==== INPUT MATERIAL

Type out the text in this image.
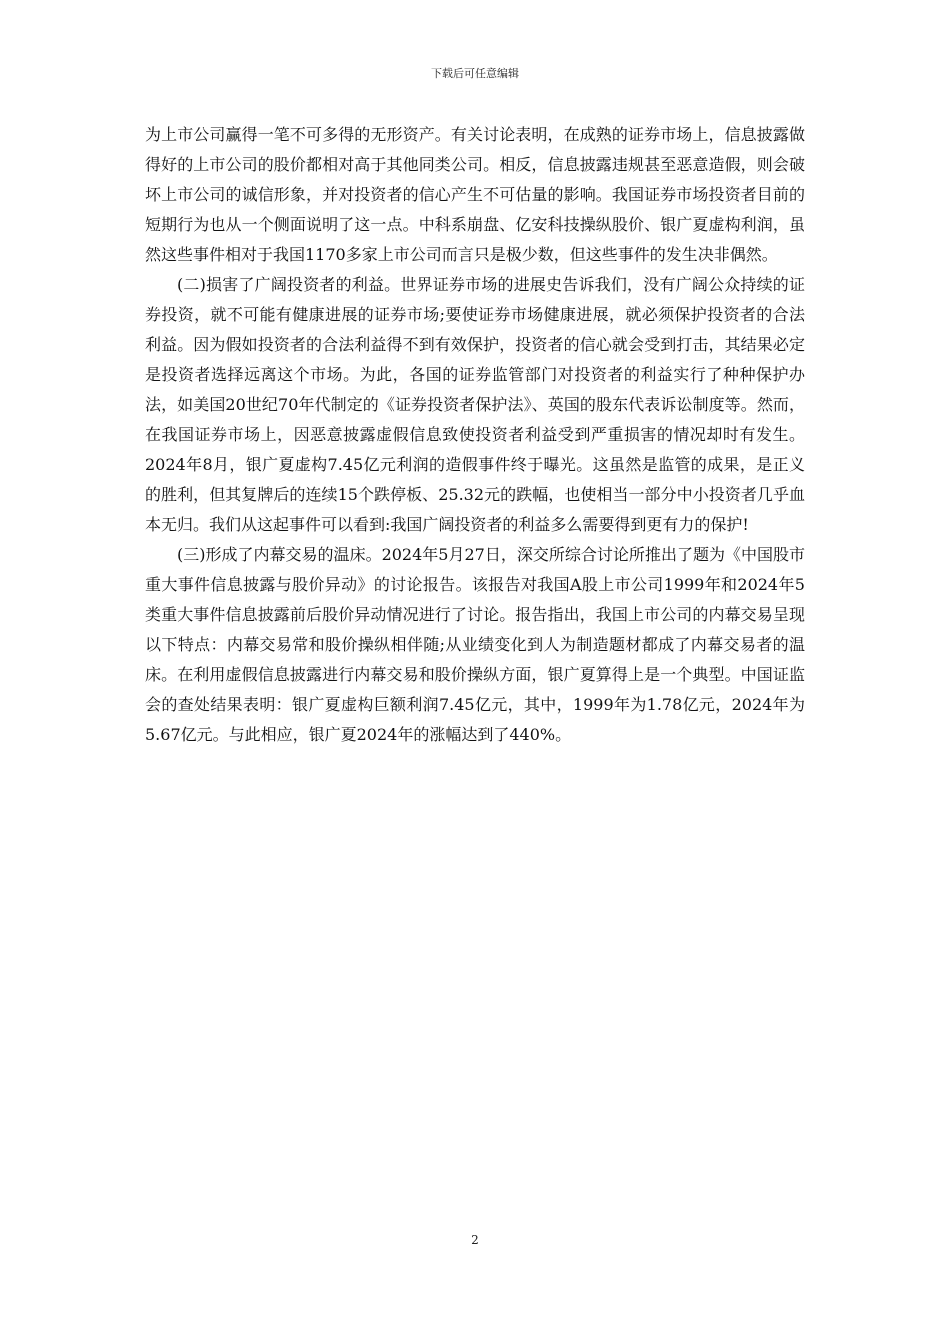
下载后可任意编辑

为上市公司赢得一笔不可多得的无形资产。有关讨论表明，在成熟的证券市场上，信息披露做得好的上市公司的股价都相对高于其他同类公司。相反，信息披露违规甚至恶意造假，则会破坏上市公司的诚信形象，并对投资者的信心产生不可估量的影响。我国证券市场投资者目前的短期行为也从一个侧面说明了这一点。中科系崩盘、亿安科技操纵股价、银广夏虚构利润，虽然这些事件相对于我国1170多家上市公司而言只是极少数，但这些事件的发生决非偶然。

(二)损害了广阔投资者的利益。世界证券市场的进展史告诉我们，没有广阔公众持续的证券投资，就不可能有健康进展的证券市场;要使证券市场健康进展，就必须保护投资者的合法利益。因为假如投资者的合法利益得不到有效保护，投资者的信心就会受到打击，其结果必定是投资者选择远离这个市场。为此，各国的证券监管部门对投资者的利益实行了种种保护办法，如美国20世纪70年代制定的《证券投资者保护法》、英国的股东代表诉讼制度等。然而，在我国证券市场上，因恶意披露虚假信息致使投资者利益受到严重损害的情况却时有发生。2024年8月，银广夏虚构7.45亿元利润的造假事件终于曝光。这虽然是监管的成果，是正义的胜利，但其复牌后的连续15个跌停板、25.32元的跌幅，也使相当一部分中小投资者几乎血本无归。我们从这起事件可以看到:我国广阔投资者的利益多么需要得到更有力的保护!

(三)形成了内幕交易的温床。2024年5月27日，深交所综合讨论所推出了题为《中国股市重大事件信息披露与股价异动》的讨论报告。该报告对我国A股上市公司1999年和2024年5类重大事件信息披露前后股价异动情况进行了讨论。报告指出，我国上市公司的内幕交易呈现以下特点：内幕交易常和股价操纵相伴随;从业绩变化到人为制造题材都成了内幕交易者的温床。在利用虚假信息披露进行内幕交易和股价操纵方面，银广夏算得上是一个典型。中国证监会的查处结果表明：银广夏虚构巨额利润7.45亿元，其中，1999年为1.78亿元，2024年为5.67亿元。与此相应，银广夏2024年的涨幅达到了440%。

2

========

> **WHAT THIS TASK INVOLVES**
Quote the records above exactly, leaving out any pictures.

> **ANSWER FOR THE TASK**
Type out the text in this image.
下载后可任意编辑

为上市公司赢得一笔不可多得的无形资产。有关讨论表明，在成熟的证券市场上，信息披露做得好的上市公司的股价都相对高于其他同类公司。相反，信息披露违规甚至恶意造假，则会破坏上市公司的诚信形象，并对投资者的信心产生不可估量的影响。我国证券市场投资者目前的短期行为也从一个侧面说明了这一点。中科系崩盘、亿安科技操纵股价、银广夏虚构利润，虽然这些事件相对于我国1170多家上市公司而言只是极少数，但这些事件的发生决非偶然。

(二)损害了广阔投资者的利益。世界证券市场的进展史告诉我们，没有广阔公众持续的证券投资，就不可能有健康进展的证券市场;要使证券市场健康进展，就必须保护投资者的合法利益。因为假如投资者的合法利益得不到有效保护，投资者的信心就会受到打击，其结果必定是投资者选择远离这个市场。为此，各国的证券监管部门对投资者的利益实行了种种保护办法，如美国20世纪70年代制定的《证券投资者保护法》、英国的股东代表诉讼制度等。然而，在我国证券市场上，因恶意披露虚假信息致使投资者利益受到严重损害的情况却时有发生。2024年8月，银广夏虚构7.45亿元利润的造假事件终于曝光。这虽然是监管的成果，是正义的胜利，但其复牌后的连续15个跌停板、25.32元的跌幅，也使相当一部分中小投资者几乎血本无归。我们从这起事件可以看到:我国广阔投资者的利益多么需要得到更有力的保护!

(三)形成了内幕交易的温床。2024年5月27日，深交所综合讨论所推出了题为《中国股市重大事件信息披露与股价异动》的讨论报告。该报告对我国A股上市公司1999年和2024年5类重大事件信息披露前后股价异动情况进行了讨论。报告指出，我国上市公司的内幕交易呈现以下特点：内幕交易常和股价操纵相伴随;从业绩变化到人为制造题材都成了内幕交易者的温床。在利用虚假信息披露进行内幕交易和股价操纵方面，银广夏算得上是一个典型。中国证监会的查处结果表明：银广夏虚构巨额利润7.45亿元，其中，1999年为1.78亿元，2024年为5.67亿元。与此相应，银广夏2024年的涨幅达到了440%。

2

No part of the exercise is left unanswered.